What needs to be done:
Could you output each line of the data that follows exactly?

Stored entries:
::::::::::

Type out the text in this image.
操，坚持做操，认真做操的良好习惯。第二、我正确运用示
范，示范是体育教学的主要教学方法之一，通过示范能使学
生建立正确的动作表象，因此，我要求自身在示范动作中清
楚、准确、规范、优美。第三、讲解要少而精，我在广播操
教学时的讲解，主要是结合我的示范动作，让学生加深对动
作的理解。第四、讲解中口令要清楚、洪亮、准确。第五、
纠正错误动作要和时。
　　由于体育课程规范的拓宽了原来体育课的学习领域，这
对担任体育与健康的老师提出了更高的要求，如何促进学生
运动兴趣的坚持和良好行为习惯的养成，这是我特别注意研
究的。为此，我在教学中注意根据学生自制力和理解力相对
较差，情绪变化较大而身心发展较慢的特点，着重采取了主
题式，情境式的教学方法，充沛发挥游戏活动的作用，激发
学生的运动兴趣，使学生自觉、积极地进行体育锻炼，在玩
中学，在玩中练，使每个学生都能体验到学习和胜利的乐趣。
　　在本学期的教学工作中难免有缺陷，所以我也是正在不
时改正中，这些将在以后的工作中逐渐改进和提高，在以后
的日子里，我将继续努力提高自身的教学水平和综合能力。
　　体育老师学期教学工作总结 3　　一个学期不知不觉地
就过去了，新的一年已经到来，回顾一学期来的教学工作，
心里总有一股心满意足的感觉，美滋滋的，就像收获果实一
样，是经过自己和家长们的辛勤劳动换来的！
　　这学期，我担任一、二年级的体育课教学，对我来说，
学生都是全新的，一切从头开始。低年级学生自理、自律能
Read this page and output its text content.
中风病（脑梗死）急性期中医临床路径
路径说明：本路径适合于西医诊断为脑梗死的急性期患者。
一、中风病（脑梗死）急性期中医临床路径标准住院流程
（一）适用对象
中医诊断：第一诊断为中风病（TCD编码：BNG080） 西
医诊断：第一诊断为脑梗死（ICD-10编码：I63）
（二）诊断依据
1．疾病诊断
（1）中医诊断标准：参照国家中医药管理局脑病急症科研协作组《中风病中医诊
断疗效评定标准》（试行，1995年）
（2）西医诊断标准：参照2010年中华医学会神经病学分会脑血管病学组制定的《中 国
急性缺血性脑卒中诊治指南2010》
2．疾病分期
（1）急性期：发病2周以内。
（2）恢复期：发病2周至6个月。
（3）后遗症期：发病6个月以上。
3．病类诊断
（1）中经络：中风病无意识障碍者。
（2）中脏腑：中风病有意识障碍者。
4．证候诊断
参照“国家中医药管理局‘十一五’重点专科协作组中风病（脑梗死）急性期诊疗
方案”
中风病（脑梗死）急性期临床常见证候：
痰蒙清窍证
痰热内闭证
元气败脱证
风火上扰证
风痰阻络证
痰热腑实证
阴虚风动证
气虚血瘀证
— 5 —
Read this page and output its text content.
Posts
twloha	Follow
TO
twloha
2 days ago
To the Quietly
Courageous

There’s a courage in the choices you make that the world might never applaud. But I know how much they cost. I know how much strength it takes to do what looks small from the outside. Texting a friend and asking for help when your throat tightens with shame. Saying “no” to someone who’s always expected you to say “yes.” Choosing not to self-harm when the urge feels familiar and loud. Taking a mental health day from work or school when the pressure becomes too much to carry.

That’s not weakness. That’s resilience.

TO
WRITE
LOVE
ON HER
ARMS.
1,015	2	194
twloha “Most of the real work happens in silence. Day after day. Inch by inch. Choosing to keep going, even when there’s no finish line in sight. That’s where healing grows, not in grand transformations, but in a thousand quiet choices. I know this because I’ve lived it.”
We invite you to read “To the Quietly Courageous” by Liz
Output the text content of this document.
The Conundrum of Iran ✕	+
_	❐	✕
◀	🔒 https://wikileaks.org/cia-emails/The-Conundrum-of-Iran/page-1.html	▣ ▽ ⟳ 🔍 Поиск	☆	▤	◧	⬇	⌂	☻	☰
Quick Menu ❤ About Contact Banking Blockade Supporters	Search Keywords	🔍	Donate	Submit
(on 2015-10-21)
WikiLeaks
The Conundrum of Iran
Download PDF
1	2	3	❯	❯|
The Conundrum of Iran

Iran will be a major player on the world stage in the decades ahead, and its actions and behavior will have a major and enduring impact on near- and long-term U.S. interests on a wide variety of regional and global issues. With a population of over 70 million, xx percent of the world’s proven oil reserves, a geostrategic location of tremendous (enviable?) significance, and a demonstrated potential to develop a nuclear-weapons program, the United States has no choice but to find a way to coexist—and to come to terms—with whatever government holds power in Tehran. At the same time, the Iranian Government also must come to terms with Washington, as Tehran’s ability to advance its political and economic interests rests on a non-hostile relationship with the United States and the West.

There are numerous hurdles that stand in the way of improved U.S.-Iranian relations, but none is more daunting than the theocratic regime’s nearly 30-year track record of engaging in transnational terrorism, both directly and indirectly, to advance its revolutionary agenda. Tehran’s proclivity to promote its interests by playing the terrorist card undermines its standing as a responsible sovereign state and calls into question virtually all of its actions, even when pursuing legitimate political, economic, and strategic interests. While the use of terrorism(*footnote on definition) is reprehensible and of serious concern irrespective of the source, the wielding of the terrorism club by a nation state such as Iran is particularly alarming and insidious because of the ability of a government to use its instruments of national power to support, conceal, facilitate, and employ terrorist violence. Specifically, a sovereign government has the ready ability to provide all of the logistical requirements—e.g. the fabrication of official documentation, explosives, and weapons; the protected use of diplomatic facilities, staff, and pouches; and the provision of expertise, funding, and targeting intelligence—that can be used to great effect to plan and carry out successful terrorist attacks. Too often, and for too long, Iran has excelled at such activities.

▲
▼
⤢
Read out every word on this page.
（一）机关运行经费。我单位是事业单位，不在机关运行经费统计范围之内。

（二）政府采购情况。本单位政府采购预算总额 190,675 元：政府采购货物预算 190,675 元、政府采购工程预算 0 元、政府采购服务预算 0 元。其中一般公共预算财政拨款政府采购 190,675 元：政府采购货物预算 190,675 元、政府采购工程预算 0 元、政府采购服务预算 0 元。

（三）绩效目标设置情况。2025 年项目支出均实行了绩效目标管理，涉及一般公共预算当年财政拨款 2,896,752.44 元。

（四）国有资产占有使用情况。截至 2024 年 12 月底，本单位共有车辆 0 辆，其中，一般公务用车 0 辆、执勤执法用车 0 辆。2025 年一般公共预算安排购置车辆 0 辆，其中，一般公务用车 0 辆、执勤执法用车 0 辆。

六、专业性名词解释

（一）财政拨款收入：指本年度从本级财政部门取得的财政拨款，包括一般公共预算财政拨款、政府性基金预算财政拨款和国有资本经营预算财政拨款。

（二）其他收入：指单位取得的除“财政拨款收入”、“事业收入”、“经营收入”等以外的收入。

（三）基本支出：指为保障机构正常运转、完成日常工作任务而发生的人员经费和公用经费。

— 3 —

::::::::::

Reply:
Type out the text in this image.
操，坚持做操，认真做操的良好习惯。第二、我正确运用示
范，示范是体育教学的主要教学方法之一，通过示范能使学
生建立正确的动作表象，因此，我要求自身在示范动作中清
楚、准确、规范、优美。第三、讲解要少而精，我在广播操
教学时的讲解，主要是结合我的示范动作，让学生加深对动
作的理解。第四、讲解中口令要清楚、洪亮、准确。第五、
纠正错误动作要和时。
　　由于体育课程规范的拓宽了原来体育课的学习领域，这
对担任体育与健康的老师提出了更高的要求，如何促进学生
运动兴趣的坚持和良好行为习惯的养成，这是我特别注意研
究的。为此，我在教学中注意根据学生自制力和理解力相对
较差，情绪变化较大而身心发展较慢的特点，着重采取了主
题式，情境式的教学方法，充沛发挥游戏活动的作用，激发
学生的运动兴趣，使学生自觉、积极地进行体育锻炼，在玩
中学，在玩中练，使每个学生都能体验到学习和胜利的乐趣。
　　在本学期的教学工作中难免有缺陷，所以我也是正在不
时改正中，这些将在以后的工作中逐渐改进和提高，在以后
的日子里，我将继续努力提高自身的教学水平和综合能力。
　　体育老师学期教学工作总结 3　　一个学期不知不觉地
就过去了，新的一年已经到来，回顾一学期来的教学工作，
心里总有一股心满意足的感觉，美滋滋的，就像收获果实一
样，是经过自己和家长们的辛勤劳动换来的！
　　这学期，我担任一、二年级的体育课教学，对我来说，
学生都是全新的，一切从头开始。低年级学生自理、自律能
Read this page and output its text content.
中风病（脑梗死）急性期中医临床路径
路径说明：本路径适合于西医诊断为脑梗死的急性期患者。
一、中风病（脑梗死）急性期中医临床路径标准住院流程
（一）适用对象
中医诊断：第一诊断为中风病（TCD编码：BNG080） 西
医诊断：第一诊断为脑梗死（ICD-10编码：I63）
（二）诊断依据
1．疾病诊断
（1）中医诊断标准：参照国家中医药管理局脑病急症科研协作组《中风病中医诊
断疗效评定标准》（试行，1995年）
（2）西医诊断标准：参照2010年中华医学会神经病学分会脑血管病学组制定的《中 国
急性缺血性脑卒中诊治指南2010》
2．疾病分期
（1）急性期：发病2周以内。
（2）恢复期：发病2周至6个月。
（3）后遗症期：发病6个月以上。
3．病类诊断
（1）中经络：中风病无意识障碍者。
（2）中脏腑：中风病有意识障碍者。
4．证候诊断
参照“国家中医药管理局‘十一五’重点专科协作组中风病（脑梗死）急性期诊疗
方案”
中风病（脑梗死）急性期临床常见证候：
痰蒙清窍证
痰热内闭证
元气败脱证
风火上扰证
风痰阻络证
痰热腑实证
阴虚风动证
气虚血瘀证
— 5 —
Read this page and output its text content.
Posts
twloha	Follow
TO
twloha
2 days ago
To the Quietly
Courageous

There’s a courage in the choices you make that the world might never applaud. But I know how much they cost. I know how much strength it takes to do what looks small from the outside. Texting a friend and asking for help when your throat tightens with shame. Saying “no” to someone who’s always expected you to say “yes.” Choosing not to self-harm when the urge feels familiar and loud. Taking a mental health day from work or school when the pressure becomes too much to carry.

That’s not weakness. That’s resilience.

TO
WRITE
LOVE
ON HER
ARMS.
1,015	2	194
twloha “Most of the real work happens in silence. Day after day. Inch by inch. Choosing to keep going, even when there’s no finish line in sight. That’s where healing grows, not in grand transformations, but in a thousand quiet choices. I know this because I’ve lived it.”
We invite you to read “To the Quietly Courageous” by Liz
Output the text content of this document.
The Conundrum of Iran ✕	+
_	❐	✕
◀	🔒 https://wikileaks.org/cia-emails/The-Conundrum-of-Iran/page-1.html	▣ ▽ ⟳ 🔍 Поиск	☆	▤	◧	⬇	⌂	☻	☰
Quick Menu ❤ About Contact Banking Blockade Supporters	Search Keywords	🔍	Donate	Submit
(on 2015-10-21)
WikiLeaks
The Conundrum of Iran
Download PDF
1	2	3	❯	❯|
The Conundrum of Iran

Iran will be a major player on the world stage in the decades ahead, and its actions and behavior will have a major and enduring impact on near- and long-term U.S. interests on a wide variety of regional and global issues. With a population of over 70 million, xx percent of the world’s proven oil reserves, a geostrategic location of tremendous (enviable?) significance, and a demonstrated potential to develop a nuclear-weapons program, the United States has no choice but to find a way to coexist—and to come to terms—with whatever government holds power in Tehran. At the same time, the Iranian Government also must come to terms with Washington, as Tehran’s ability to advance its political and economic interests rests on a non-hostile relationship with the United States and the West.

There are numerous hurdles that stand in the way of improved U.S.-Iranian relations, but none is more daunting than the theocratic regime’s nearly 30-year track record of engaging in transnational terrorism, both directly and indirectly, to advance its revolutionary agenda. Tehran’s proclivity to promote its interests by playing the terrorist card undermines its standing as a responsible sovereign state and calls into question virtually all of its actions, even when pursuing legitimate political, economic, and strategic interests. While the use of terrorism(*footnote on definition) is reprehensible and of serious concern irrespective of the source, the wielding of the terrorism club by a nation state such as Iran is particularly alarming and insidious because of the ability of a government to use its instruments of national power to support, conceal, facilitate, and employ terrorist violence. Specifically, a sovereign government has the ready ability to provide all of the logistical requirements—e.g. the fabrication of official documentation, explosives, and weapons; the protected use of diplomatic facilities, staff, and pouches; and the provision of expertise, funding, and targeting intelligence—that can be used to great effect to plan and carry out successful terrorist attacks. Too often, and for too long, Iran has excelled at such activities.

▲
▼
⤢
Read out every word on this page.
（一）机关运行经费。我单位是事业单位，不在机关运行经费统计范围之内。

（二）政府采购情况。本单位政府采购预算总额 190,675 元：政府采购货物预算 190,675 元、政府采购工程预算 0 元、政府采购服务预算 0 元。其中一般公共预算财政拨款政府采购 190,675 元：政府采购货物预算 190,675 元、政府采购工程预算 0 元、政府采购服务预算 0 元。

（三）绩效目标设置情况。2025 年项目支出均实行了绩效目标管理，涉及一般公共预算当年财政拨款 2,896,752.44 元。

（四）国有资产占有使用情况。截至 2024 年 12 月底，本单位共有车辆 0 辆，其中，一般公务用车 0 辆、执勤执法用车 0 辆。2025 年一般公共预算安排购置车辆 0 辆，其中，一般公务用车 0 辆、执勤执法用车 0 辆。

六、专业性名词解释

（一）财政拨款收入：指本年度从本级财政部门取得的财政拨款，包括一般公共预算财政拨款、政府性基金预算财政拨款和国有资本经营预算财政拨款。

（二）其他收入：指单位取得的除“财政拨款收入”、“事业收入”、“经营收入”等以外的收入。

（三）基本支出：指为保障机构正常运转、完成日常工作任务而发生的人员经费和公用经费。

— 3 —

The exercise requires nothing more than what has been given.